_STATED PROBLEM:_ Write out exactly the lines running from the line that includes "Convert this document image to plain text." to the end of the data, both ends included, and nothing besides.

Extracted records
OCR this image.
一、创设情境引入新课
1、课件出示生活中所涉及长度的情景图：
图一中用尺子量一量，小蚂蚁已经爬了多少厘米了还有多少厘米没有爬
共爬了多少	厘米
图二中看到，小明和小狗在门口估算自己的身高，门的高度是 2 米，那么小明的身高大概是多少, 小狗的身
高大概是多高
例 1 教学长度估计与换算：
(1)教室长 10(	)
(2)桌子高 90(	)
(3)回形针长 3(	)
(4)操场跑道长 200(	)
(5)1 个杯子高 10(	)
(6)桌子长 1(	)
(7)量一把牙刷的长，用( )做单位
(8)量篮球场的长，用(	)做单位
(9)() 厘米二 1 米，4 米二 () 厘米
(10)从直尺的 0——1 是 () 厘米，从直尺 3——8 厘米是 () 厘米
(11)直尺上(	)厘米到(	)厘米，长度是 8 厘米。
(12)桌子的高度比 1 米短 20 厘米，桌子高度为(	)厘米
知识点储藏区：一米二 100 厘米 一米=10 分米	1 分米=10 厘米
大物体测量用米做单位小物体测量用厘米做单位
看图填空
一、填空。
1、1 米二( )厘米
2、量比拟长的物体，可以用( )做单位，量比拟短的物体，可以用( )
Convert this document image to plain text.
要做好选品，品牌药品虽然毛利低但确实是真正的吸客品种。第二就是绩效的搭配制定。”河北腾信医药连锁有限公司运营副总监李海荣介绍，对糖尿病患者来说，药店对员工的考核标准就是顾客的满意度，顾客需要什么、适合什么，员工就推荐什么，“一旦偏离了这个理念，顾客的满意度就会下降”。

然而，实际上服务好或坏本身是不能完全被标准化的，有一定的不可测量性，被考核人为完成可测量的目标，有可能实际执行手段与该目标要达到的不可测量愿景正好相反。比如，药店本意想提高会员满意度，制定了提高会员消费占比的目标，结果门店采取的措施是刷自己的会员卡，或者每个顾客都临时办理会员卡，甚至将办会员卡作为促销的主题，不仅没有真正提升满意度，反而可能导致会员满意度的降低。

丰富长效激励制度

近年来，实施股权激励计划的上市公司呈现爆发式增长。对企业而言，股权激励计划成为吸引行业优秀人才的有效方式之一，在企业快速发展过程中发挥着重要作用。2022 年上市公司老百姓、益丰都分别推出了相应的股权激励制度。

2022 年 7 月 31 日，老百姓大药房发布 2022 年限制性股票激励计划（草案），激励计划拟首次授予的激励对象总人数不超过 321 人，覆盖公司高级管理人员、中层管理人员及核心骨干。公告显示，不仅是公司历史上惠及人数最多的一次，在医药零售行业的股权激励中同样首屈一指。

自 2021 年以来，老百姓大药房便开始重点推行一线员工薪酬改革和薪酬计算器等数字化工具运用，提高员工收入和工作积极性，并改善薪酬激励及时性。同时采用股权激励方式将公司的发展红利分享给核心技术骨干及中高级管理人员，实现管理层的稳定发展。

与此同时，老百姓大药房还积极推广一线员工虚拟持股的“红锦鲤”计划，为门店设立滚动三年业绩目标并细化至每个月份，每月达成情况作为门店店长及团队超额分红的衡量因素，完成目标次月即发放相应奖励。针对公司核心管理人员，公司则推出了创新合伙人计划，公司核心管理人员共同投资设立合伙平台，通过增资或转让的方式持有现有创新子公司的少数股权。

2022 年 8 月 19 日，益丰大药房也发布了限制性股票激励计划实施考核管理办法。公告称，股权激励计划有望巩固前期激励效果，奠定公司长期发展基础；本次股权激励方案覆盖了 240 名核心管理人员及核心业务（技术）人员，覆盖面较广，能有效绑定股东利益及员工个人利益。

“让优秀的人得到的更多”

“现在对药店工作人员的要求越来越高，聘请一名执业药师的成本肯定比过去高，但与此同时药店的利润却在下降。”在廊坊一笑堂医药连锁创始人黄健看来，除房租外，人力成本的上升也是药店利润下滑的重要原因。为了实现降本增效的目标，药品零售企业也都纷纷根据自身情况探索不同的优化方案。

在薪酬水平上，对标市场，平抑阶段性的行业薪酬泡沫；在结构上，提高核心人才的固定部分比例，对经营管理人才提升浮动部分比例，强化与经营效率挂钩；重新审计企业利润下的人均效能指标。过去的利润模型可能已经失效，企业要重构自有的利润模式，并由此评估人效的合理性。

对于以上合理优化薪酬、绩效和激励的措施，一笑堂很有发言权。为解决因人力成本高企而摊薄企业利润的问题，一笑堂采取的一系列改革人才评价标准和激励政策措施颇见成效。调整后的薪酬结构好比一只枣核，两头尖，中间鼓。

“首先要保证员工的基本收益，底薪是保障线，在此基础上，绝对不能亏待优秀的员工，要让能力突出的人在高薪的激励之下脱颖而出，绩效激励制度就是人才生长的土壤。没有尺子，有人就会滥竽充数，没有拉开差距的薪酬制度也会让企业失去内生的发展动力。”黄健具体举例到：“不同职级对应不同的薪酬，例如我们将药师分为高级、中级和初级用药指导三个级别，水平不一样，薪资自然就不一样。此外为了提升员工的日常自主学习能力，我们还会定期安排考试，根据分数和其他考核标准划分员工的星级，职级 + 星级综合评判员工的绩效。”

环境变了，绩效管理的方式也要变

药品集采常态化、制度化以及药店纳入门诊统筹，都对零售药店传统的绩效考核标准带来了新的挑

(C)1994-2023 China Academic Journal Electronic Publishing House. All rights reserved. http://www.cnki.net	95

_EXERCISE RESULT:_
Convert this document image to plain text.
要做好选品，品牌药品虽然毛利低但确实是真正的吸客品种。第二就是绩效的搭配制定。”河北腾信医药连锁有限公司运营副总监李海荣介绍，对糖尿病患者来说，药店对员工的考核标准就是顾客的满意度，顾客需要什么、适合什么，员工就推荐什么，“一旦偏离了这个理念，顾客的满意度就会下降”。

然而，实际上服务好或坏本身是不能完全被标准化的，有一定的不可测量性，被考核人为完成可测量的目标，有可能实际执行手段与该目标要达到的不可测量愿景正好相反。比如，药店本意想提高会员满意度，制定了提高会员消费占比的目标，结果门店采取的措施是刷自己的会员卡，或者每个顾客都临时办理会员卡，甚至将办会员卡作为促销的主题，不仅没有真正提升满意度，反而可能导致会员满意度的降低。

丰富长效激励制度

近年来，实施股权激励计划的上市公司呈现爆发式增长。对企业而言，股权激励计划成为吸引行业优秀人才的有效方式之一，在企业快速发展过程中发挥着重要作用。2022 年上市公司老百姓、益丰都分别推出了相应的股权激励制度。

2022 年 7 月 31 日，老百姓大药房发布 2022 年限制性股票激励计划（草案），激励计划拟首次授予的激励对象总人数不超过 321 人，覆盖公司高级管理人员、中层管理人员及核心骨干。公告显示，不仅是公司历史上惠及人数最多的一次，在医药零售行业的股权激励中同样首屈一指。

自 2021 年以来，老百姓大药房便开始重点推行一线员工薪酬改革和薪酬计算器等数字化工具运用，提高员工收入和工作积极性，并改善薪酬激励及时性。同时采用股权激励方式将公司的发展红利分享给核心技术骨干及中高级管理人员，实现管理层的稳定发展。

与此同时，老百姓大药房还积极推广一线员工虚拟持股的“红锦鲤”计划，为门店设立滚动三年业绩目标并细化至每个月份，每月达成情况作为门店店长及团队超额分红的衡量因素，完成目标次月即发放相应奖励。针对公司核心管理人员，公司则推出了创新合伙人计划，公司核心管理人员共同投资设立合伙平台，通过增资或转让的方式持有现有创新子公司的少数股权。

2022 年 8 月 19 日，益丰大药房也发布了限制性股票激励计划实施考核管理办法。公告称，股权激励计划有望巩固前期激励效果，奠定公司长期发展基础；本次股权激励方案覆盖了 240 名核心管理人员及核心业务（技术）人员，覆盖面较广，能有效绑定股东利益及员工个人利益。

“让优秀的人得到的更多”

“现在对药店工作人员的要求越来越高，聘请一名执业药师的成本肯定比过去高，但与此同时药店的利润却在下降。”在廊坊一笑堂医药连锁创始人黄健看来，除房租外，人力成本的上升也是药店利润下滑的重要原因。为了实现降本增效的目标，药品零售企业也都纷纷根据自身情况探索不同的优化方案。

在薪酬水平上，对标市场，平抑阶段性的行业薪酬泡沫；在结构上，提高核心人才的固定部分比例，对经营管理人才提升浮动部分比例，强化与经营效率挂钩；重新审计企业利润下的人均效能指标。过去的利润模型可能已经失效，企业要重构自有的利润模式，并由此评估人效的合理性。

对于以上合理优化薪酬、绩效和激励的措施，一笑堂很有发言权。为解决因人力成本高企而摊薄企业利润的问题，一笑堂采取的一系列改革人才评价标准和激励政策措施颇见成效。调整后的薪酬结构好比一只枣核，两头尖，中间鼓。

“首先要保证员工的基本收益，底薪是保障线，在此基础上，绝对不能亏待优秀的员工，要让能力突出的人在高薪的激励之下脱颖而出，绩效激励制度就是人才生长的土壤。没有尺子，有人就会滥竽充数，没有拉开差距的薪酬制度也会让企业失去内生的发展动力。”黄健具体举例到：“不同职级对应不同的薪酬，例如我们将药师分为高级、中级和初级用药指导三个级别，水平不一样，薪资自然就不一样。此外为了提升员工的日常自主学习能力，我们还会定期安排考试，根据分数和其他考核标准划分员工的星级，职级 + 星级综合评判员工的绩效。”

环境变了，绩效管理的方式也要变

药品集采常态化、制度化以及药店纳入门诊统筹，都对零售药店传统的绩效考核标准带来了新的挑

(C)1994-2023 China Academic Journal Electronic Publishing House. All rights reserved. http://www.cnki.net	95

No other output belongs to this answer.